Listed records Block Start

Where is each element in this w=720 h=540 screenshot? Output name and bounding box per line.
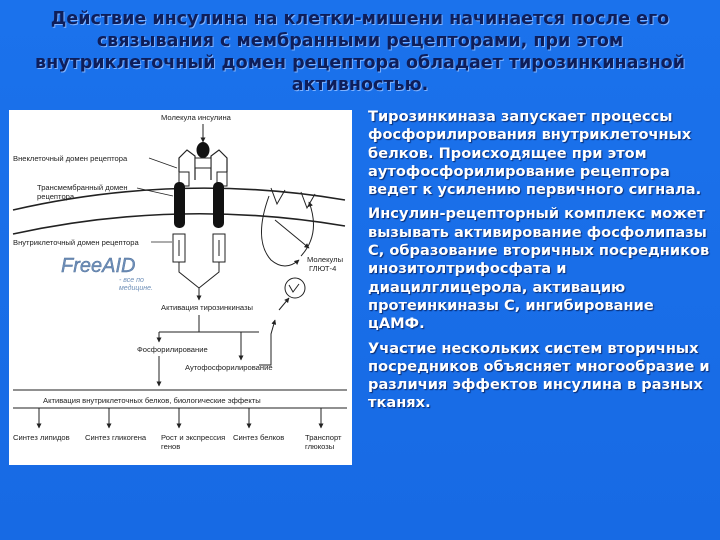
- label-intracellular-domain: Внутриклеточный домен рецептора: [13, 238, 139, 247]
- slide-title: Действие инсулина на клетки-мишени начинается после его связывания с мембранными рецепторами, при этом внутриклеточный домен рецептора обладает тирозинкиназной активностью.: [35, 9, 685, 95]
- label-glut4-2: ГЛЮТ-4: [309, 264, 337, 273]
- transmembrane-domain-right: [213, 182, 224, 228]
- label-insulin-molecule: Молекула инсулина: [161, 113, 231, 122]
- label-transmembrane-domain-1: Трансмембранный домен: [37, 183, 128, 192]
- insulin-receptor-diagram: [9, 110, 352, 465]
- insulin-molecule: [197, 142, 210, 158]
- output-glucose-transport-line2: глюкозы: [305, 442, 335, 451]
- transmembrane-domain-left: [174, 182, 185, 228]
- watermark-tagline-1: - все по: [119, 277, 144, 284]
- diagram-canvas: [9, 110, 352, 465]
- output-protein-synthesis: Синтез белков: [233, 433, 285, 442]
- label-extracellular-domain: Внеклеточный домен рецептора: [13, 154, 128, 163]
- bullet-list: [368, 108, 713, 419]
- output-gene-expression-line2: генов: [161, 442, 181, 451]
- label-glut4-1: Молекулы: [307, 255, 344, 264]
- label-autophosphorylation: Аутофосфорилирование: [185, 363, 273, 372]
- label-transmembrane-domain-2: рецептора: [37, 192, 75, 201]
- watermark-tagline-2: медицине.: [119, 285, 153, 292]
- output-glucose-transport-line1: Транспорт: [305, 433, 342, 442]
- glut4-cycle-right: [301, 202, 314, 256]
- glut4-vesicle: [285, 278, 305, 298]
- bullet-second-messengers: Участие нескольких систем вторичных посредников объясняет многообразие и различия эффектов инсулина в разных тканях.: [368, 339, 710, 412]
- glut4-cycle-left: [261, 196, 299, 266]
- label-biological-effects: Активация внутриклеточных белков, биологические эффекты: [43, 396, 261, 405]
- output-gene-expression-line1: Рост и экспрессия: [161, 433, 226, 442]
- watermark-logo: FreeAID: [61, 255, 136, 277]
- bullet-tyrosine-kinase: Тирозинкиназа запускает процессы фосфорилирования внутриклеточных белков. Происходящее при этом аутофосфорилирование рецептора ведет к усилению первичного сигнала.: [368, 108, 702, 199]
- output-glycogen-synthesis: Синтез гликогена: [85, 433, 147, 442]
- bullet-phospholipase-c: Инсулин-рецепторный комплекс может вызывать активирование фосфолипазы С, образование вторичных посредников инозитолтрифосфата и диацилглицерола, активацию протеинкиназы С, ингибирование цАМФ.: [368, 205, 710, 333]
- output-lipid-synthesis: Синтез липидов: [13, 433, 70, 442]
- label-phosphorylation: Фосфорилирование: [137, 345, 208, 354]
- label-tyrosine-kinase-activation: Активация тирозинкиназы: [161, 303, 254, 312]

Listed records Block End

Description of the task: Set down every entry above again exactly, dropping each picture.

Problem solution:
Where is each element in this w=720 h=540 screenshot? Output name and bounding box per line.
- label-intracellular-domain: Внутриклеточный домен рецептора: [13, 238, 139, 247]
- slide-title: Действие инсулина на клетки-мишени начинается после его связывания с мембранными рецепторами, при этом внутриклеточный домен рецептора обладает тирозинкиназной активностью.: [35, 9, 685, 95]
- label-glut4-2: ГЛЮТ-4: [309, 264, 337, 273]
- transmembrane-domain-right: [213, 182, 224, 228]
- label-insulin-molecule: Молекула инсулина: [161, 113, 231, 122]
- label-transmembrane-domain-1: Трансмембранный домен: [37, 183, 128, 192]
- insulin-receptor-diagram: [9, 110, 352, 465]
- insulin-molecule: [197, 142, 210, 158]
- output-glucose-transport-line2: глюкозы: [305, 442, 335, 451]
- transmembrane-domain-left: [174, 182, 185, 228]
- watermark-tagline-1: - все по: [119, 277, 144, 284]
- diagram-canvas: [9, 110, 352, 465]
- output-protein-synthesis: Синтез белков: [233, 433, 285, 442]
- label-extracellular-domain: Внеклеточный домен рецептора: [13, 154, 128, 163]
- bullet-list: [368, 108, 713, 419]
- output-gene-expression-line2: генов: [161, 442, 181, 451]
- label-glut4-1: Молекулы: [307, 255, 344, 264]
- label-autophosphorylation: Аутофосфорилирование: [185, 363, 273, 372]
- label-transmembrane-domain-2: рецептора: [37, 192, 75, 201]
- watermark-tagline-2: медицине.: [119, 285, 153, 292]
- output-glucose-transport-line1: Транспорт: [305, 433, 342, 442]
- glut4-cycle-right: [301, 202, 314, 256]
- glut4-vesicle: [285, 278, 305, 298]
- bullet-second-messengers: Участие нескольких систем вторичных посредников объясняет многообразие и различия эффектов инсулина в разных тканях.: [368, 339, 710, 412]
- glut4-cycle-left: [261, 196, 299, 266]
- label-biological-effects: Активация внутриклеточных белков, биологические эффекты: [43, 396, 261, 405]
- output-gene-expression-line1: Рост и экспрессия: [161, 433, 226, 442]
- watermark-logo: FreeAID: [61, 255, 136, 277]
- bullet-tyrosine-kinase: Тирозинкиназа запускает процессы фосфорилирования внутриклеточных белков. Происходящее при этом аутофосфорилирование рецептора ведет к усилению первичного сигнала.: [368, 108, 702, 199]
- output-glycogen-synthesis: Синтез гликогена: [85, 433, 147, 442]
- bullet-phospholipase-c: Инсулин-рецепторный комплекс может вызывать активирование фосфолипазы С, образование вторичных посредников инозитолтрифосфата и диацилглицерола, активацию протеинкиназы С, ингибирование цАМФ.: [368, 205, 710, 333]
- output-lipid-synthesis: Синтез липидов: [13, 433, 70, 442]
- label-phosphorylation: Фосфорилирование: [137, 345, 208, 354]
- label-tyrosine-kinase-activation: Активация тирозинкиназы: [161, 303, 254, 312]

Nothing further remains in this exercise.